Texto para leitura:

──────────

Peso um tempo de averiguar tessituras. Ação e esperas. A construção. Nova folha desponta frágil e tenra em campo de árvores altas e fecundas. E em poesia. Sujeitas à intempéries, riscos, agudezas. Mas sabem da quentura, da chuva e do alimento em raiz. Vão reescrevendo-se na composição de ocupar lugar ao sol. Sem luta de forças, queda de braços ou o que separa fracos de fortes. É a arena das possibilidades em palavras. Agulhas em trabalhos que vingam. Fachos, pequenas luzes, gravitando-se. E o luzeiro na imensa escuridão.

Um cheiro de café se espaça pelo ar. Uma nesga de sol desenha no chão da sala o brilho desse dia. A fumacinha da xícara sobe num compasso indolente e as flores alegres no vaso são apenas moldura para a música tomando conta de um breve viver matutino que se foi e se prende nas palavras. E no eterno verde. O piano de Tom e a voz única de Elis tomam conta de tudo.

──────────

Tarefa a:
Transcreva do texto para leitura o trecho que começa em "Um cheiro de" e vai até "conta de tudo.", inclusive.

──────────

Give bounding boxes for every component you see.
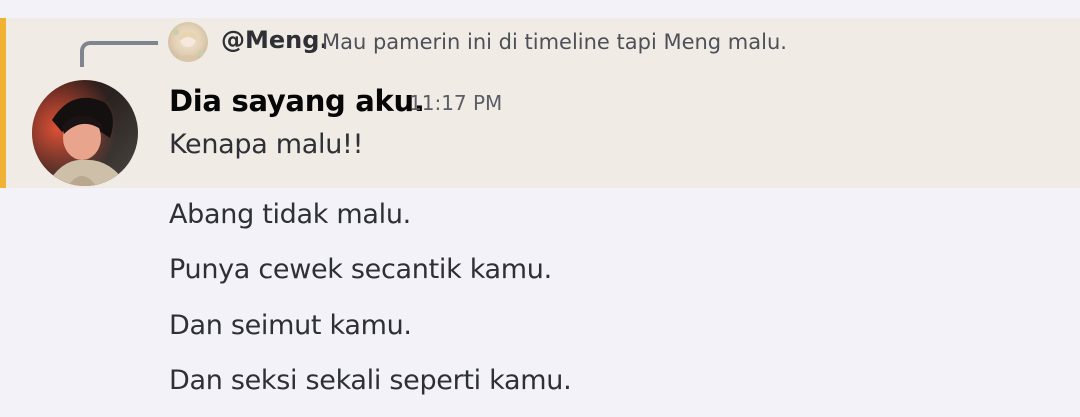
reply-preview-text[interactable]: Mau pamerin ini di timeline tapi Meng ma… xyxy=(322,30,787,54)
reply-avatar-icon xyxy=(168,22,208,62)
author-avatar-icon xyxy=(32,80,138,186)
reply-author-name[interactable]: @Meng. xyxy=(221,26,329,54)
message-timestamp[interactable]: 11:17 PM xyxy=(409,91,502,115)
message-author-name[interactable]: Dia sayang aku. xyxy=(169,84,425,118)
message-line: Kenapa malu!! xyxy=(169,129,364,160)
message-author-avatar[interactable] xyxy=(32,80,138,186)
message-line: Dan seimut kamu. xyxy=(169,310,412,341)
reply-connector xyxy=(80,41,158,67)
mention-highlight-bar xyxy=(0,18,6,188)
message-line: Abang tidak malu. xyxy=(169,199,411,230)
message-line: Punya cewek secantik kamu. xyxy=(169,254,552,285)
reply-avatar[interactable] xyxy=(168,22,208,62)
message-line: Dan seksi sekali seperti kamu. xyxy=(169,365,572,396)
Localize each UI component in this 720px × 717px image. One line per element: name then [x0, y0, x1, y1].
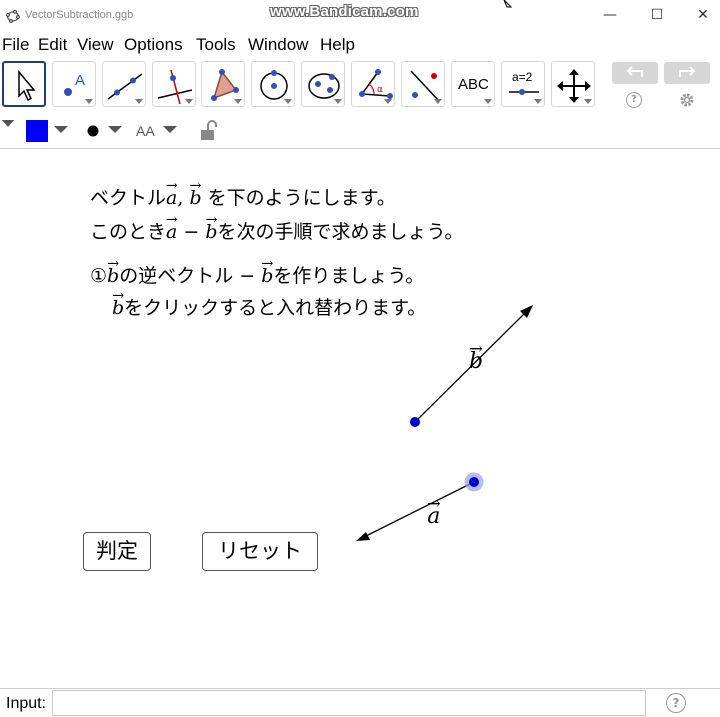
chevron-down-icon[interactable] — [108, 126, 122, 134]
vector-a[interactable] — [356, 481, 475, 541]
recording-watermark: www.Bandicam.com — [270, 3, 419, 20]
angle-tool-button[interactable]: α — [351, 61, 395, 107]
svg-text:A: A — [75, 72, 85, 89]
style-bar: AA — [0, 116, 720, 148]
vector-a-start-point[interactable] — [469, 477, 479, 487]
undo-icon — [626, 66, 643, 77]
input-help-icon[interactable]: ? — [666, 693, 686, 713]
menu-help[interactable]: Help — [320, 35, 355, 55]
judge-button[interactable]: 判定 — [83, 532, 151, 571]
input-bar: Input: ? — [0, 688, 720, 717]
point-tool-button[interactable]: A — [52, 61, 96, 107]
maximize-button[interactable]: ☐ — [642, 4, 672, 26]
mouse-cursor-icon — [503, 0, 513, 8]
collapse-stylebar-icon[interactable] — [2, 120, 14, 128]
text-tool-button[interactable]: ABC — [451, 61, 495, 107]
gear-icon[interactable] — [678, 91, 696, 109]
graphics-view[interactable]: ベクトルa, b を下のようにします。 このときa − bを次の手順で求めましょ… — [0, 148, 720, 689]
circle-tool-button[interactable] — [251, 61, 295, 107]
reflect-tool-button[interactable] — [401, 61, 445, 107]
redo-button[interactable] — [664, 62, 710, 84]
move-tool-button[interactable] — [2, 61, 46, 107]
window-title: VectorSubtraction.ggb — [25, 9, 134, 21]
chevron-down-icon[interactable] — [54, 126, 68, 134]
svg-text:α: α — [377, 85, 383, 95]
menu-file[interactable]: File — [2, 35, 29, 55]
input-label: Input: — [6, 695, 47, 712]
toolbar: A α ABC a=2 ? — [0, 58, 720, 116]
text-tool-label: ABC — [458, 76, 489, 93]
menu-bar: File Edit View Options Tools Window Help — [0, 32, 720, 58]
arrow-cursor-icon — [18, 69, 36, 102]
polygon-tool-button[interactable] — [201, 61, 245, 107]
input-field[interactable] — [52, 690, 646, 716]
geogebra-app-icon — [6, 9, 20, 23]
line-tool-button[interactable] — [102, 61, 146, 107]
perpendicular-line-tool-button[interactable] — [152, 61, 196, 107]
font-size-label[interactable]: AA — [136, 123, 155, 139]
vector-canvas — [356, 305, 533, 541]
close-button[interactable]: ✕ — [688, 4, 718, 26]
vector-b-label: b — [469, 349, 483, 374]
move-graphics-view-tool-button[interactable] — [551, 61, 595, 107]
ellipse-tool-button[interactable] — [301, 61, 345, 107]
title-bar: VectorSubtraction.ggb www.Bandicam.com —… — [0, 0, 720, 32]
chevron-down-icon[interactable] — [163, 126, 177, 134]
reset-button[interactable]: リセット — [202, 532, 318, 571]
menu-options[interactable]: Options — [124, 35, 183, 55]
menu-tools[interactable]: Tools — [196, 35, 236, 55]
menu-edit[interactable]: Edit — [38, 35, 67, 55]
menu-view[interactable]: View — [77, 35, 114, 55]
point-style-icon[interactable] — [86, 124, 100, 138]
minimize-button[interactable]: — — [595, 4, 625, 26]
slider-tool-button[interactable]: a=2 — [501, 61, 545, 107]
undo-button[interactable] — [612, 62, 658, 84]
unlock-icon[interactable] — [198, 119, 220, 141]
color-swatch[interactable] — [26, 120, 48, 142]
vector-a-label: a — [427, 504, 440, 529]
redo-icon — [679, 66, 696, 77]
menu-window[interactable]: Window — [248, 35, 308, 55]
vector-b-start-point[interactable] — [410, 417, 420, 427]
help-icon[interactable]: ? — [626, 92, 642, 108]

──────────

Tarefa b:
Disponha em uma tabela Markdown, com as colunas Nº e Linha, as linhas dos registros que vão da linha com "reply-preview-text[interactable]: Mau pamerin" até a linha com "message-line: Dan seimut", ambas incluídas, omitindo as linhas em branco.

Resultado do exercício a:
Um cheiro de café se espaça pelo ar. Uma nesga de sol desenha no chão da sala o brilho desse dia. A fumacinha da xícara sobe num compasso indolente e as flores alegres no vaso são apenas moldura para a música tomando conta de um breve viver matutino que se foi e se prende nas palavras. E no eterno verde. O piano de Tom e a voz única de Elis tomam conta de tudo.

Resultado do exercício b:
| Nº | Linha |
|---|---|
| 1 | reply-preview-text[interactable]: Mau pamerin ini di timeline tapi Meng ma… xyxy=(322,30,787,54) |
| 2 | reply-avatar-icon xyxy=(168,22,208,62) |
| 3 | author-avatar-icon xyxy=(32,80,138,186) |
| 4 | reply-author-name[interactable]: @Meng. xyxy=(221,26,329,54) |
| 5 | message-timestamp[interactable]: 11:17 PM xyxy=(409,91,502,115) |
| 6 | message-author-name[interactable]: Dia sayang aku. xyxy=(169,84,425,118) |
| 7 | message-line: Kenapa malu!! xyxy=(169,129,364,160) |
| 8 | message-author-avatar[interactable] xyxy=(32,80,138,186) |
| 9 | message-line: Dan seimut kamu. xyxy=(169,310,412,341) |